[Problem statement] Reproduce the records below, replacing every occurrence of "toc-dot-leader" with "dot-leader" and keeping everything else identical. Omit the pictures from your output.

-- Start of Data extract --

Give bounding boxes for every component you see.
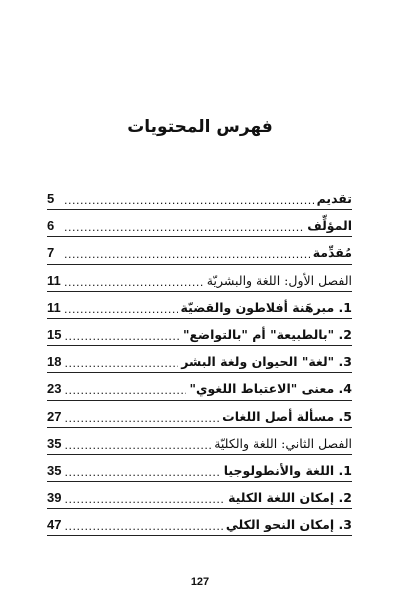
toc-entry-page: 11 xyxy=(47,299,61,315)
toc-entry-page: 27 xyxy=(47,408,62,424)
toc-dot-leader xyxy=(64,331,180,342)
toc-entry xyxy=(47,185,352,212)
toc-dot-leader xyxy=(64,195,314,206)
toc-dot-leader xyxy=(64,222,304,233)
toc-entry-title: تقديم xyxy=(316,191,352,207)
toc-dot-leader xyxy=(64,385,186,396)
toc-entry-title: 3. إمكان النحو الكلي xyxy=(225,517,352,533)
toc-entry xyxy=(47,348,352,375)
toc-entry-title: 4. معنى "الاعتباط اللغوي" xyxy=(189,381,352,397)
toc-entry-title: 1. اللغة والأنطولوجيا xyxy=(223,462,352,478)
toc-entry-title: مُقدِّمة xyxy=(312,245,352,261)
toc-entry xyxy=(47,212,352,239)
toc-dot-leader xyxy=(64,249,310,260)
toc-entry-page: 6 xyxy=(47,218,55,234)
toc-dot-leader xyxy=(64,521,222,532)
toc-dot-leader xyxy=(64,277,204,288)
toc-entry xyxy=(47,321,352,348)
toc-entry xyxy=(47,375,352,402)
toc-entry-page: 7 xyxy=(47,245,55,261)
toc-dot-leader xyxy=(64,467,220,478)
toc-entry-title: 5. مسألة أصل اللغات xyxy=(222,408,352,424)
toc-entry xyxy=(47,294,352,321)
toc-chapter-title: الفصل الثاني: اللغة والكليّة xyxy=(214,435,352,451)
toc-entry-page: 47 xyxy=(47,517,62,533)
toc-entry-title: 1. مبرهَنة أفلاطون والقضيّة xyxy=(180,299,352,315)
toc-chapter-entry xyxy=(47,267,352,294)
page-title: فهرس المحتويات xyxy=(127,117,273,137)
page-number: 127 xyxy=(190,576,210,588)
toc-entry-page: 35 xyxy=(47,435,62,451)
toc-entry-title: 2. إمكان اللغة الكلية xyxy=(228,490,352,506)
toc-chapter-title: الفصل الأول: اللغة والبشريّة xyxy=(206,272,352,288)
toc-entry xyxy=(47,511,352,538)
toc-entry xyxy=(47,403,352,430)
toc-entry-title: 2. "بالطبيعة" أم "بالتواضع" xyxy=(182,327,352,343)
table-of-contents xyxy=(47,185,352,538)
toc-chapter-entry xyxy=(47,430,352,457)
toc-entry-title: المؤلِّف xyxy=(307,218,352,234)
toc-entry-page: 11 xyxy=(47,272,61,288)
toc-entry-page: 23 xyxy=(47,381,62,397)
toc-entry-page: 39 xyxy=(47,490,62,506)
toc-entry-page: 35 xyxy=(47,462,62,478)
toc-dot-leader xyxy=(64,494,225,505)
toc-entry-title: 3. "لغة" الحيوان ولغة البشر xyxy=(181,354,352,370)
toc-entry xyxy=(47,457,352,484)
toc-dot-leader xyxy=(64,413,219,424)
toc-entry-page: 5 xyxy=(47,191,55,207)
toc-dot-leader xyxy=(64,304,178,315)
toc-dot-leader xyxy=(64,358,178,369)
toc-dot-leader xyxy=(64,440,211,451)
toc-entry xyxy=(47,484,352,511)
toc-entry xyxy=(47,239,352,266)
toc-entry-page: 18 xyxy=(47,354,62,370)
toc-entry-page: 15 xyxy=(47,327,62,343)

-- End of Data extract --

[Task solution]
Give bounding boxes for every component you see.
toc-entry-page: 11 xyxy=(47,299,61,315)
toc-entry-page: 27 xyxy=(47,408,62,424)
dot-leader xyxy=(64,331,180,342)
toc-entry xyxy=(47,185,352,212)
dot-leader xyxy=(64,195,314,206)
dot-leader xyxy=(64,222,304,233)
toc-entry-title: تقديم xyxy=(316,191,352,207)
dot-leader xyxy=(64,385,186,396)
toc-entry-title: 3. إمكان النحو الكلي xyxy=(225,517,352,533)
toc-entry xyxy=(47,348,352,375)
toc-entry-title: 4. معنى "الاعتباط اللغوي" xyxy=(189,381,352,397)
toc-entry-title: 1. اللغة والأنطولوجيا xyxy=(223,462,352,478)
toc-entry-title: مُقدِّمة xyxy=(312,245,352,261)
toc-entry xyxy=(47,212,352,239)
dot-leader xyxy=(64,249,310,260)
toc-entry-page: 6 xyxy=(47,218,55,234)
dot-leader xyxy=(64,521,222,532)
dot-leader xyxy=(64,277,204,288)
toc-entry xyxy=(47,321,352,348)
toc-entry xyxy=(47,375,352,402)
toc-entry-page: 7 xyxy=(47,245,55,261)
dot-leader xyxy=(64,467,220,478)
toc-entry-title: 5. مسألة أصل اللغات xyxy=(222,408,352,424)
toc-entry xyxy=(47,294,352,321)
toc-chapter-title: الفصل الثاني: اللغة والكليّة xyxy=(214,435,352,451)
toc-entry-page: 47 xyxy=(47,517,62,533)
toc-entry-title: 1. مبرهَنة أفلاطون والقضيّة xyxy=(180,299,352,315)
toc-chapter-entry xyxy=(47,267,352,294)
page-title: فهرس المحتويات xyxy=(127,117,273,137)
page-number: 127 xyxy=(190,576,210,588)
toc-entry-page: 35 xyxy=(47,435,62,451)
toc-entry-title: 2. إمكان اللغة الكلية xyxy=(228,490,352,506)
toc-chapter-title: الفصل الأول: اللغة والبشريّة xyxy=(206,272,352,288)
toc-entry xyxy=(47,511,352,538)
toc-entry xyxy=(47,403,352,430)
toc-entry-title: 2. "بالطبيعة" أم "بالتواضع" xyxy=(182,327,352,343)
table-of-contents xyxy=(47,185,352,538)
toc-chapter-entry xyxy=(47,430,352,457)
toc-entry-title: المؤلِّف xyxy=(307,218,352,234)
toc-entry-page: 11 xyxy=(47,272,61,288)
toc-entry-page: 23 xyxy=(47,381,62,397)
toc-entry-page: 39 xyxy=(47,490,62,506)
toc-entry-page: 35 xyxy=(47,462,62,478)
dot-leader xyxy=(64,494,225,505)
toc-entry-title: 3. "لغة" الحيوان ولغة البشر xyxy=(181,354,352,370)
toc-entry xyxy=(47,457,352,484)
dot-leader xyxy=(64,413,219,424)
toc-entry-page: 5 xyxy=(47,191,55,207)
dot-leader xyxy=(64,304,178,315)
dot-leader xyxy=(64,358,178,369)
dot-leader xyxy=(64,440,211,451)
toc-entry xyxy=(47,484,352,511)
toc-entry xyxy=(47,239,352,266)
toc-entry-page: 18 xyxy=(47,354,62,370)
toc-entry-page: 15 xyxy=(47,327,62,343)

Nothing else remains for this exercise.